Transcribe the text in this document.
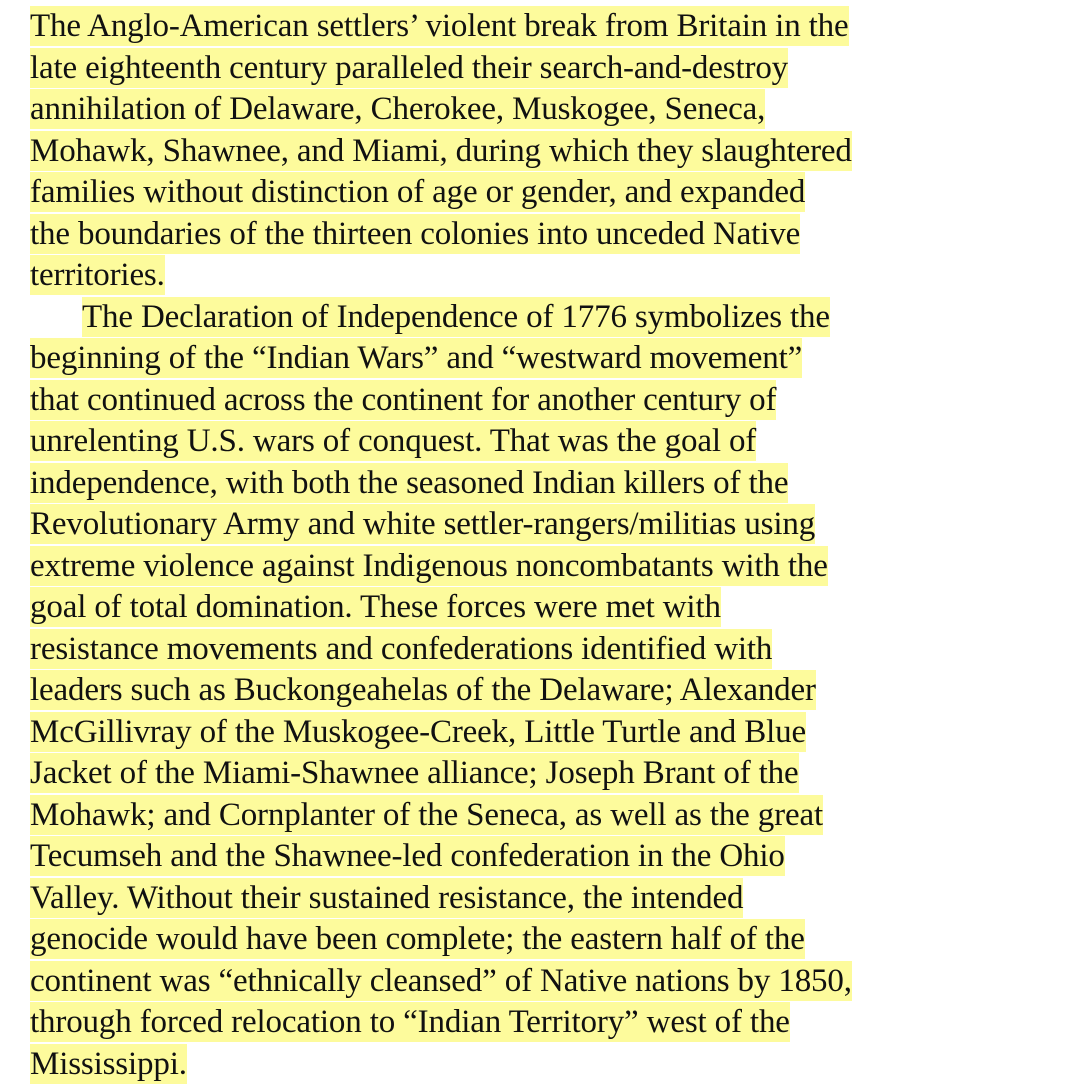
The Anglo-American settlers’ violent break from Britain in the
late eighteenth century paralleled their search-and-destroy
annihilation of Delaware, Cherokee, Muskogee, Seneca,
Mohawk, Shawnee, and Miami, during which they slaughtered
families without distinction of age or gender, and expanded
the boundaries of the thirteen colonies into unceded Native
territories.
The Declaration of Independence of 1776 symbolizes the
beginning of the “Indian Wars” and “westward movement”
that continued across the continent for another century of
unrelenting U.S. wars of conquest. That was the goal of
independence, with both the seasoned Indian killers of the
Revolutionary Army and white settler-rangers/militias using
extreme violence against Indigenous noncombatants with the
goal of total domination. These forces were met with
resistance movements and confederations identified with
leaders such as Buckongeahelas of the Delaware; Alexander
McGillivray of the Muskogee-Creek, Little Turtle and Blue
Jacket of the Miami-Shawnee alliance; Joseph Brant of the
Mohawk; and Cornplanter of the Seneca, as well as the great
Tecumseh and the Shawnee-led confederation in the Ohio
Valley. Without their sustained resistance, the intended
genocide would have been complete; the eastern half of the
continent was “ethnically cleansed” of Native nations by 1850,
through forced relocation to “Indian Territory” west of the
Mississippi.
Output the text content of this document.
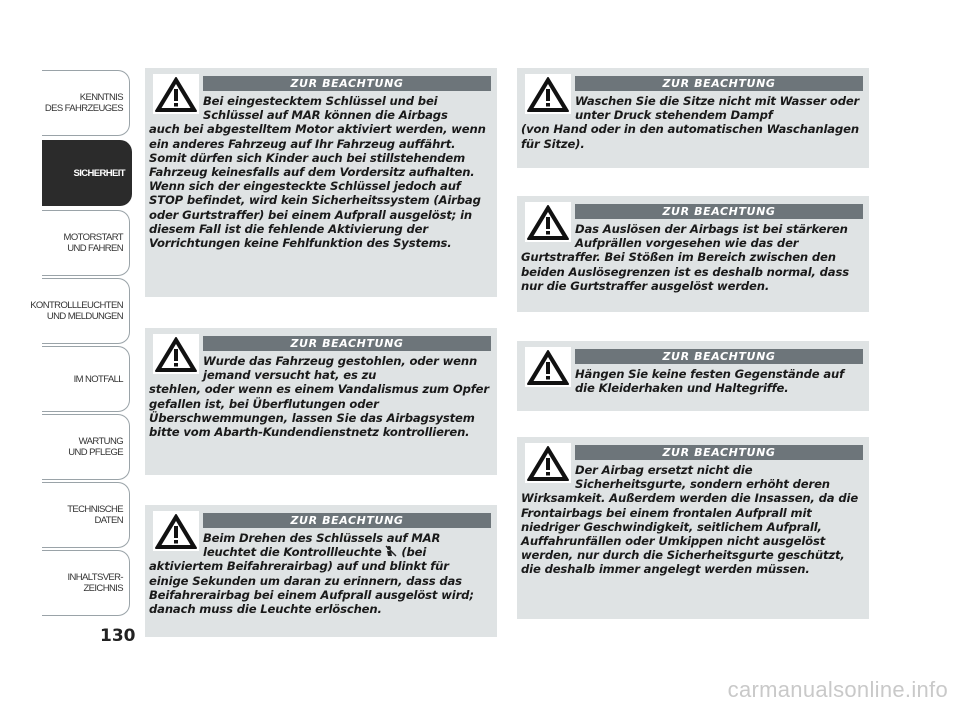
KENNTNIS
DES FAHRZEUGES
SICHERHEIT
MOTORSTART
UND FAHREN
KONTROLLLEUCHTEN
UND MELDUNGEN
IM NOTFALL
WARTUNG
UND PFLEGE
TECHNISCHE
DATEN
INHALTSVER-
ZEICHNIS
130
ZUR BEACHTUNG
Bei eingestecktem Schlüssel und bei Schlüssel auf MAR können die Airbags
auch bei abgestelltem Motor aktiviert werden, wenn ein anderes Fahrzeug auf Ihr Fahrzeug auffährt. Somit dürfen sich Kinder auch bei stillstehendem Fahrzeug keinesfalls auf dem Vordersitz aufhalten. Wenn sich der eingesteckte Schlüssel jedoch auf STOP befindet, wird kein Sicherheitssystem (Airbag oder Gurtstraffer) bei einem Aufprall ausgelöst; in diesem Fall ist die fehlende Aktivierung der Vorrichtungen keine Fehlfunktion des Systems.
ZUR BEACHTUNG
Wurde das Fahrzeug gestohlen, oder wenn jemand versucht hat, es zu
stehlen, oder wenn es einem Vandalismus zum Opfer gefallen ist, bei Überflutungen oder Überschwemmungen, lassen Sie das Airbagsystem bitte vom Abarth-Kundendienstnetz kontrollieren.
ZUR BEACHTUNG
Beim Drehen des Schlüssels auf MAR leuchtet die Kontrollleuchte (bei
aktiviertem Beifahrerairbag) auf und blinkt für einige Sekunden um daran zu erinnern, dass das Beifahrerairbag bei einem Aufprall ausgelöst wird; danach muss die Leuchte erlöschen.
ZUR BEACHTUNG
Waschen Sie die Sitze nicht mit Wasser oder unter Druck stehendem Dampf
(von Hand oder in den automatischen Waschanlagen für Sitze).
ZUR BEACHTUNG
Das Auslösen der Airbags ist bei stärkeren Aufprällen vorgesehen wie das der
Gurtstraffer. Bei Stößen im Bereich zwischen den beiden Auslösegrenzen ist es deshalb normal, dass nur die Gurtstraffer ausgelöst werden.
ZUR BEACHTUNG
Hängen Sie keine festen Gegenstände auf die Kleiderhaken und Haltegriffe.
ZUR BEACHTUNG
Der Airbag ersetzt nicht die Sicherheitsgurte, sondern erhöht deren
Wirksamkeit. Außerdem werden die Insassen, da die Frontairbags bei einem frontalen Aufprall mit niedriger Geschwindigkeit, seitlichem Aufprall, Auffahrunfällen oder Umkippen nicht ausgelöst werden, nur durch die Sicherheitsgurte geschützt, die deshalb immer angelegt werden müssen.
carmanualsonline.info
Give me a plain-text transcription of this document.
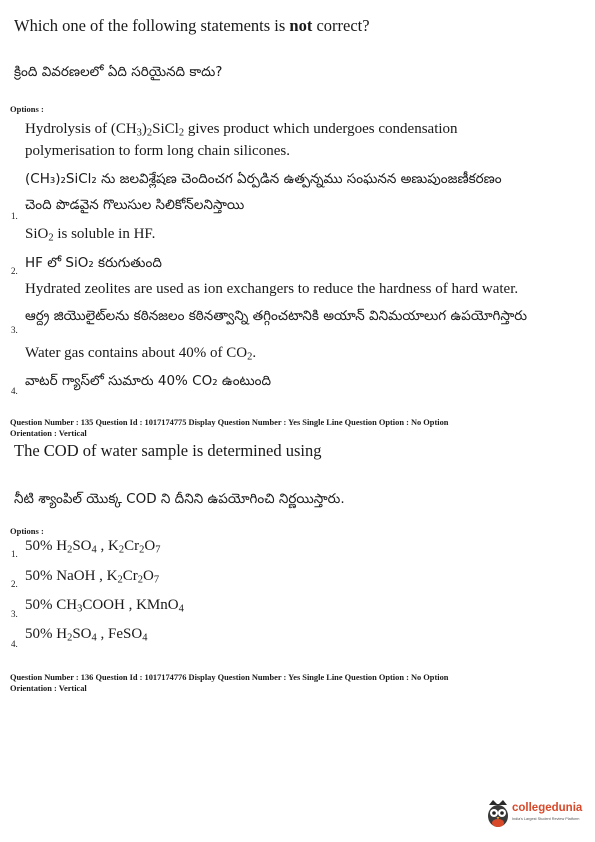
Which one of the following statements is not correct?
క్రింది వివరణలలో ఏది సరియైనది కాదు?
Options :
Hydrolysis of $(CH_3)_2SiCl_2$ gives product which undergoes condensation
polymerisation to form long chain silicones.
(CH₃)₂SiCl₂ ను జలవిశ్లేషణ చెందించగ ఏర్పడిన ఉత్పన్నము సంఘనన అణుపుంజణీకరణం
చెంది పొడవైన గొలుసుల సిలికోన్‌లనిస్తాయి
1.
SiO$_2$ is soluble in HF.
HF లో SiO₂ కరుగుతుంది
2.
Hydrated zeolites are used as ion exchangers to reduce the hardness of hard water.
ఆర్ద్ర జియొలైట్‌లను కఠినజలం కఠినత్వాన్ని తగ్గించటానికి అయాన్ వినిమయాలుగ ఉపయోగిస్తారు
3.
Water gas contains about 40% of $CO_2$.
వాటర్ గ్యాస్‌లో సుమారు 40% CO₂ ఉంటుంది
4.
Question Number : 135 Question Id : 1017174775 Display Question Number : Yes Single Line Question Option : No Option
Orientation : Vertical
The COD of water sample is determined using
నీటి శ్యాంపిల్ యొక్క COD ని దీనిని ఉపయోగించి నిర్ణయిస్తారు.
Options :
50% $H_2SO_4$ , $K_2Cr_2O_7$
1.
50% NaOH , $K_2Cr_2O_7$
2.
50% $CH_3COOH$ , KMnO$_4$
3.
50% $H_2SO_4$ , FeSO$_4$
4.
Question Number : 136 Question Id : 1017174776 Display Question Number : Yes Single Line Question Option : No Option
Orientation : Vertical
collegedunia
India's Largest Student Review Platform
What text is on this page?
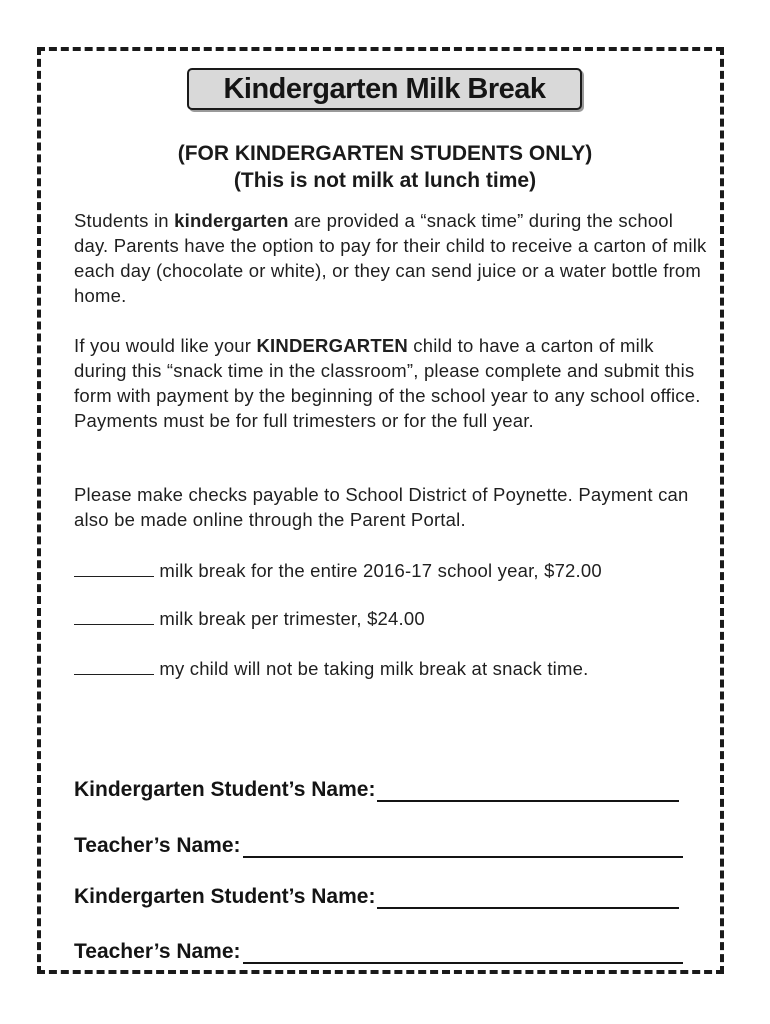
Kindergarten Milk Break
(FOR KINDERGARTEN STUDENTS ONLY)
(This is not milk at lunch time)

Students in kindergarten are provided a “snack time” during the school day. Parents have the option to pay for their child to receive a carton of milk each day (chocolate or white), or they can send juice or a water bottle from home.

If you would like your KINDERGARTEN child to have a carton of milk during this “snack time in the classroom”, please complete and submit this form with payment by the beginning of the school year to any school office. Payments must be for full trimesters or for the full year.

Please make checks payable to School District of Poynette. Payment can also be made online through the Parent Portal.

milk break for the entire 2016-17 school year, $72.00
milk break per trimester, $24.00
my child will not be taking milk break at snack time.
Kindergarten Student’s Name:
Teacher’s Name:
Kindergarten Student’s Name:
Teacher’s Name:
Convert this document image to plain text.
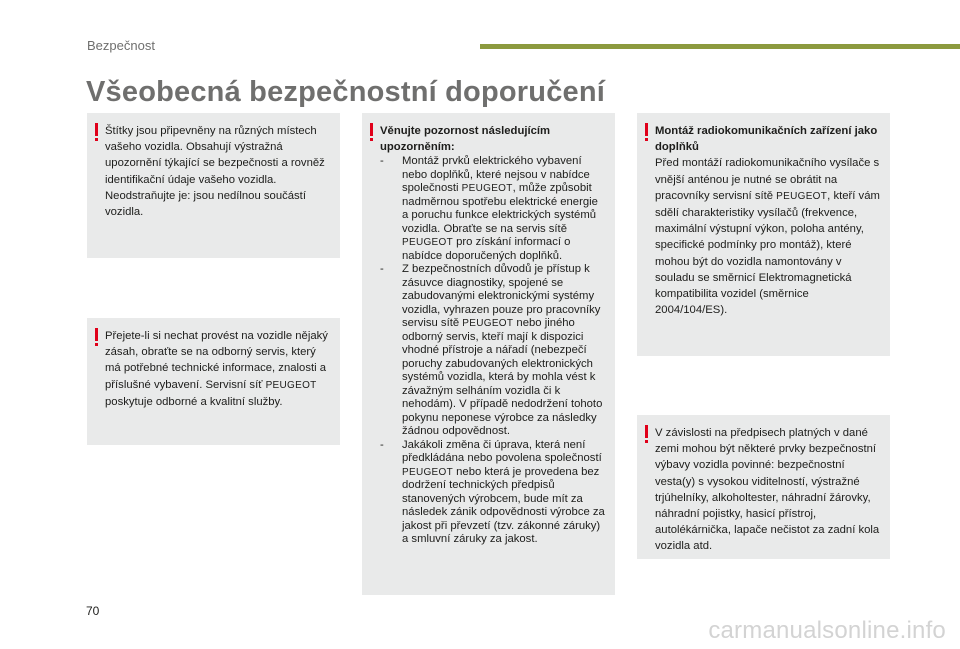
Bezpečnost
Všeobecná bezpečnostní doporučení

Štítky jsou připevněny na různých místech vašeho vozidla. Obsahují výstražná upozornění týkající se bezpečnosti a rovněž identifikační údaje vašeho vozidla. Neodstraňujte je: jsou nedílnou součástí vozidla.

Přejete-li si nechat provést na vozidle nějaký zásah, obraťte se na odborný servis, který má potřebné technické informace, znalosti a příslušné vybavení. Servisní síť PEUGEOT poskytuje odborné a kvalitní služby.

Věnujte pozornost následujícím upozorněním:

-	Montáž prvků elektrického vybavení nebo doplňků, které nejsou v nabídce společnosti PEUGEOT, může způsobit nadměrnou spotřebu elektrické energie a poruchu funkce elektrických systémů vozidla. Obraťte se na servis sítě PEUGEOT pro získání informací o nabídce doporučených doplňků.
-	Z bezpečnostních důvodů je přístup k zásuvce diagnostiky, spojené se zabudovanými elektronickými systémy vozidla, vyhrazen pouze pro pracovníky servisu sítě PEUGEOT nebo jiného odborný servis, kteří mají k dispozici vhodné přístroje a nářadí (nebezpečí poruchy zabudovaných elektronických systémů vozidla, která by mohla vést k závažným selháním vozidla či k nehodám). V případě nedodržení tohoto pokynu neponese výrobce za následky žádnou odpovědnost.
-	Jakákoli změna či úprava, která není předkládána nebo povolena společností PEUGEOT nebo která je provedena bez dodržení technických předpisů stanovených výrobcem, bude mít za následek zánik odpovědnosti výrobce za jakost při převzetí (tzv. zákonné záruky) a smluvní záruky za jakost.

Montáž radiokomunikačních zařízení jako doplňků

Před montáží radiokomunikačního vysílače s vnější anténou je nutné se obrátit na pracovníky servisní sítě PEUGEOT, kteří vám sdělí charakteristiky vysílačů (frekvence, maximální výstupní výkon, poloha antény, specifické podmínky pro montáž), které mohou být do vozidla namontovány v souladu se směrnicí Elektromagnetická kompatibilita vozidel (směrnice 2004/104/ES).

V závislosti na předpisech platných v dané zemi mohou být některé prvky bezpečnostní výbavy vozidla povinné: bezpečnostní vesta(y) s vysokou viditelností, výstražné trjúhelníky, alkoholtester, náhradní žárovky, náhradní pojistky, hasicí přístroj, autolékárnička, lapače nečistot za zadní kola vozidla atd.

70
carmanualsonline.info
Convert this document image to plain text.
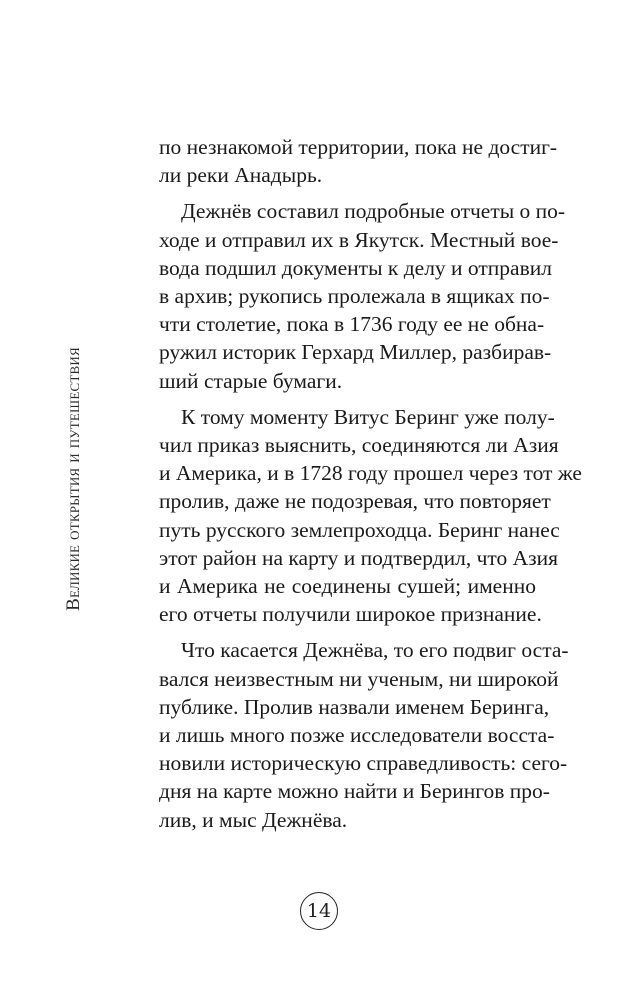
Великие открытия и путешествия

по незнакомой территории, пока не достиг-
ли реки Анадырь.

Дежнёв составил подробные отчеты о по-
ходе и отправил их в Якутск. Местный вое-
вода подшил документы к делу и отправил
в архив; рукопись пролежала в ящиках по-
чти столетие, пока в 1736 году ее не обна-
ружил историк Герхард Миллер, разбирав-
ший старые бумаги.

К тому моменту Витус Беринг уже полу-
чил приказ выяснить, соединяются ли Азия
и Америка, и в 1728 году прошел через тот же
пролив, даже не подозревая, что повторяет
путь русского землепроходца. Беринг нанес
этот район на карту и подтвердил, что Азия
и Америка не соединены сушей; именно
его отчеты получили широкое признание.

Что касается Дежнёва, то его подвиг оста-
вался неизвестным ни ученым, ни широкой
публике. Пролив назвали именем Беринга,
и лишь много позже исследователи восста-
новили историческую справедливость: сего-
дня на карте можно найти и Берингов про-
лив, и мыс Дежнёва.

14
□ □ □ □
INSTRUCTION: Of the lines above, how many hold the string "beginning"? Answer with only the number.

FULL OUTPUT: 2